» **What you will do**
Without the images, write out all of the following entries exactly.

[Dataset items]
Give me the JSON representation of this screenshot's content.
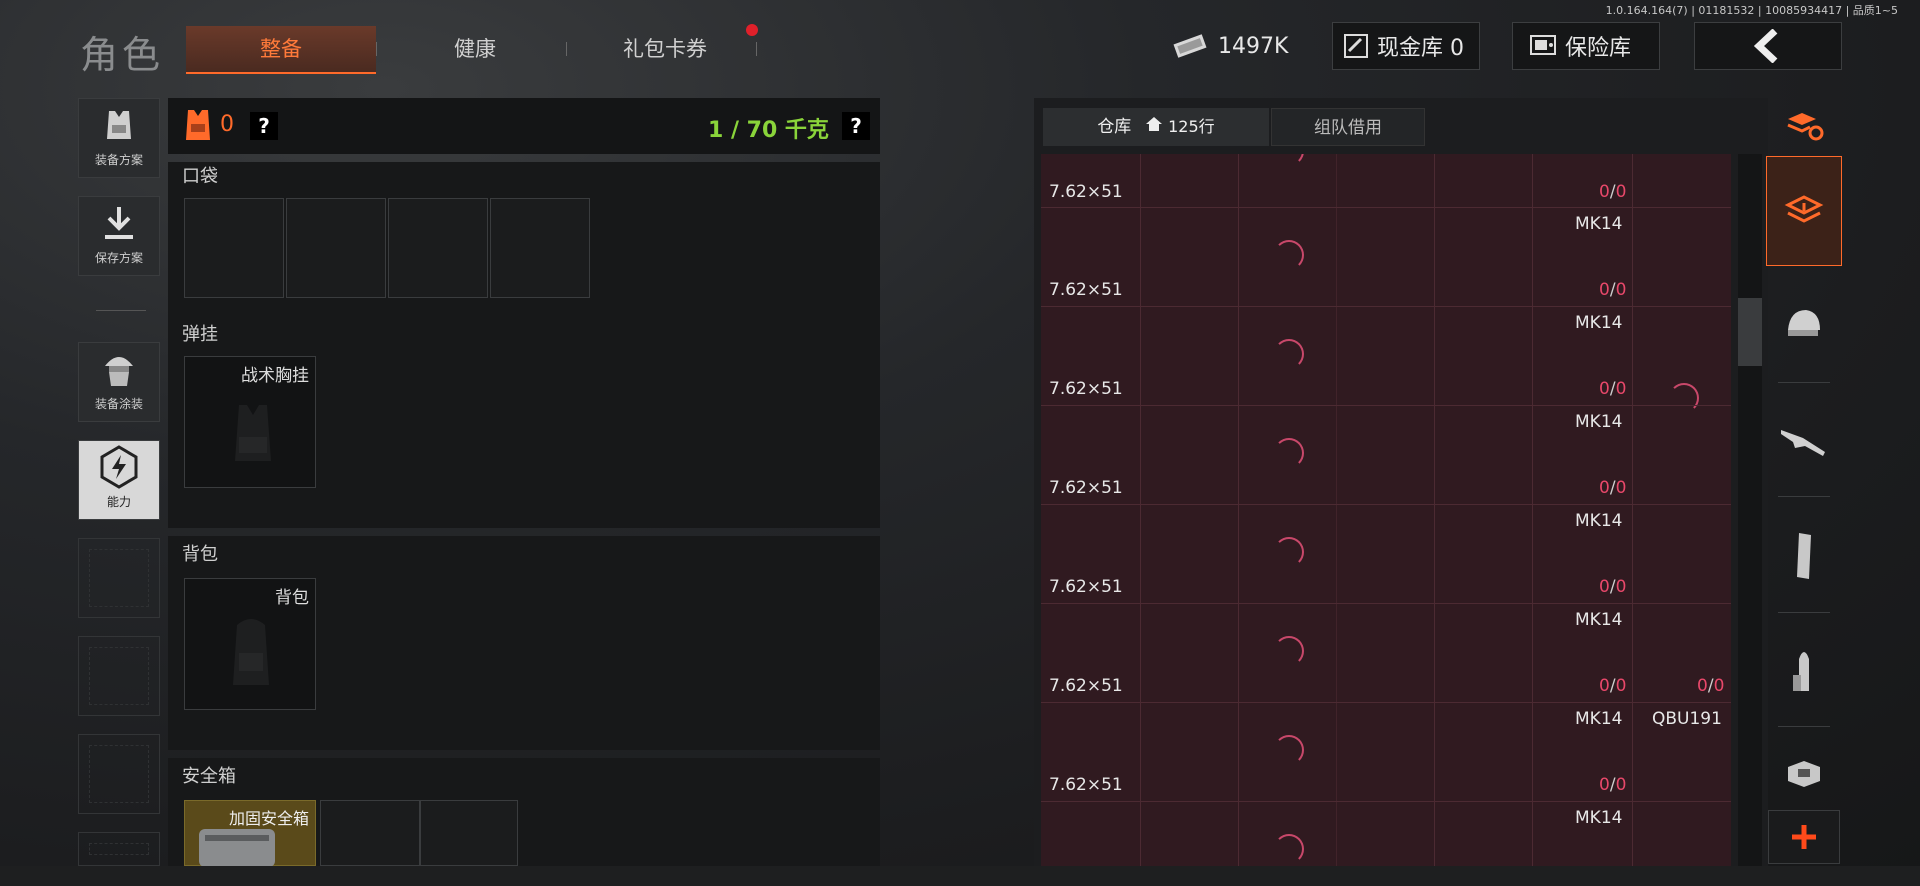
{
  "version": "1.0.164.164(7) | 01181532 | 10085934417 | 品质1~5",
  "page_title": "角色",
  "tabs": [
    {
      "label": "整备",
      "active": true
    },
    {
      "label": "健康",
      "active": false
    },
    {
      "label": "礼包卡券",
      "active": false,
      "badge": true
    }
  ],
  "header": {
    "currency": "1497K",
    "cash_vault": "现金库 0",
    "safe_vault": "保险库"
  },
  "left_nav": [
    {
      "label": "装备方案",
      "icon": "vest-icon"
    },
    {
      "label": "保存方案",
      "icon": "download-icon"
    },
    {
      "label": "装备涂装",
      "icon": "helmet-soldier-icon"
    },
    {
      "label": "能力",
      "icon": "ability-icon",
      "active": true
    }
  ],
  "loadout": {
    "armor_count": "0",
    "help": "?",
    "weight": "1 / 70 千克",
    "pocket_title": "口袋",
    "rig_title": "弹挂",
    "rig_item": "战术胸挂",
    "backpack_title": "背包",
    "backpack_item": "背包",
    "safebox_title": "安全箱",
    "safebox_item": "加固安全箱"
  },
  "warehouse": {
    "tab_storage": "仓库",
    "tab_storage_rows": "125行",
    "tab_team": "组队借用",
    "rows": [
      {
        "caliber": "7.62×51",
        "count_a": "0",
        "count_b": "0",
        "weapon": "MK14"
      },
      {
        "caliber": "7.62×51",
        "count_a": "0",
        "count_b": "0",
        "weapon": "MK14"
      },
      {
        "caliber": "7.62×51",
        "count_a": "0",
        "count_b": "0",
        "weapon": "MK14"
      },
      {
        "caliber": "7.62×51",
        "count_a": "0",
        "count_b": "0",
        "weapon": "MK14"
      },
      {
        "caliber": "7.62×51",
        "count_a": "0",
        "count_b": "0",
        "weapon": "MK14"
      },
      {
        "caliber": "7.62×51",
        "count_a": "0",
        "count_b": "0",
        "weapon": "MK14"
      },
      {
        "caliber": "7.62×51",
        "count_a": "0",
        "count_b": "0",
        "weapon": "MK14"
      }
    ],
    "row0_caliber": "7.62×51",
    "row0_a": "0",
    "row0_b": "0",
    "extra_count_a": "0",
    "extra_count_b": "0",
    "extra_weapon": "QBU191"
  },
  "colors": {
    "accent": "#ff6a2a",
    "weight_green": "#8ad43a",
    "grid_bg": "#301a20",
    "count_red": "#e8486a"
  }
}
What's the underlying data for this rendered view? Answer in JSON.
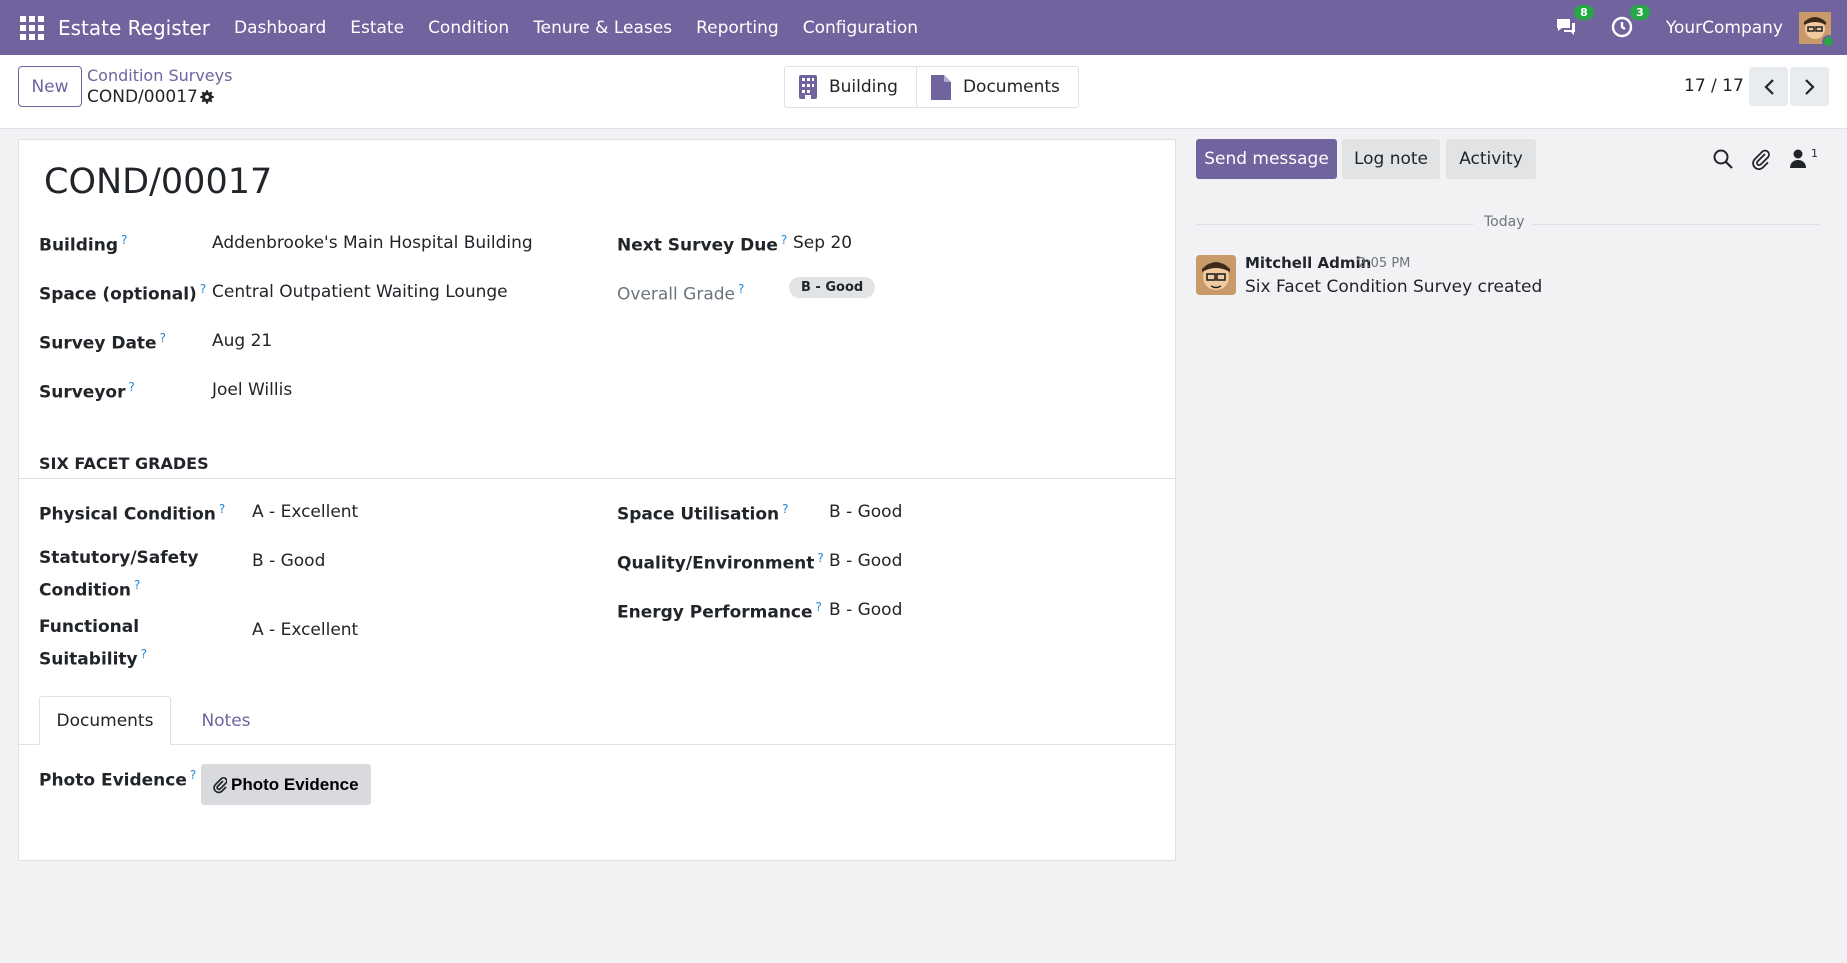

» **Result for this exercise**
Give me the JSON representation of this screenshot's content.
{
  "version": "1.0.164.164(7) | 01181532 | 10085934417 | 品质1~5",
  "page_title": "角色",
  "tabs": [
    {
      "label": "整备",
      "active": true
    },
    {
      "label": "健康",
      "active": false
    },
    {
      "label": "礼包卡券",
      "active": false,
      "badge": true
    }
  ],
  "header": {
    "currency": "1497K",
    "cash_vault": "现金库 0",
    "safe_vault": "保险库"
  },
  "left_nav": [
    {
      "label": "装备方案",
      "icon": "vest-icon"
    },
    {
      "label": "保存方案",
      "icon": "download-icon"
    },
    {
      "label": "装备涂装",
      "icon": "helmet-soldier-icon"
    },
    {
      "label": "能力",
      "icon": "ability-icon",
      "active": true
    }
  ],
  "loadout": {
    "armor_count": "0",
    "help": "?",
    "weight": "1 / 70 千克",
    "pocket_title": "口袋",
    "rig_title": "弹挂",
    "rig_item": "战术胸挂",
    "backpack_title": "背包",
    "backpack_item": "背包",
    "safebox_title": "安全箱",
    "safebox_item": "加固安全箱"
  },
  "warehouse": {
    "tab_storage": "仓库",
    "tab_storage_rows": "125行",
    "tab_team": "组队借用",
    "rows": [
      {
        "caliber": "7.62×51",
        "count_a": "0",
        "count_b": "0",
        "weapon": "MK14"
      },
      {
        "caliber": "7.62×51",
        "count_a": "0",
        "count_b": "0",
        "weapon": "MK14"
      },
      {
        "caliber": "7.62×51",
        "count_a": "0",
        "count_b": "0",
        "weapon": "MK14"
      },
      {
        "caliber": "7.62×51",
        "count_a": "0",
        "count_b": "0",
        "weapon": "MK14"
      },
      {
        "caliber": "7.62×51",
        "count_a": "0",
        "count_b": "0",
        "weapon": "MK14"
      },
      {
        "caliber": "7.62×51",
        "count_a": "0",
        "count_b": "0",
        "weapon": "MK14"
      },
      {
        "caliber": "7.62×51",
        "count_a": "0",
        "count_b": "0",
        "weapon": "MK14"
      }
    ],
    "row0_caliber": "7.62×51",
    "row0_a": "0",
    "row0_b": "0",
    "extra_count_a": "0",
    "extra_count_b": "0",
    "extra_weapon": "QBU191"
  },
  "colors": {
    "accent": "#ff6a2a",
    "weight_green": "#8ad43a",
    "grid_bg": "#301a20",
    "count_red": "#e8486a"
  }
}
What's the underlying data for this rendered view? Answer in JSON.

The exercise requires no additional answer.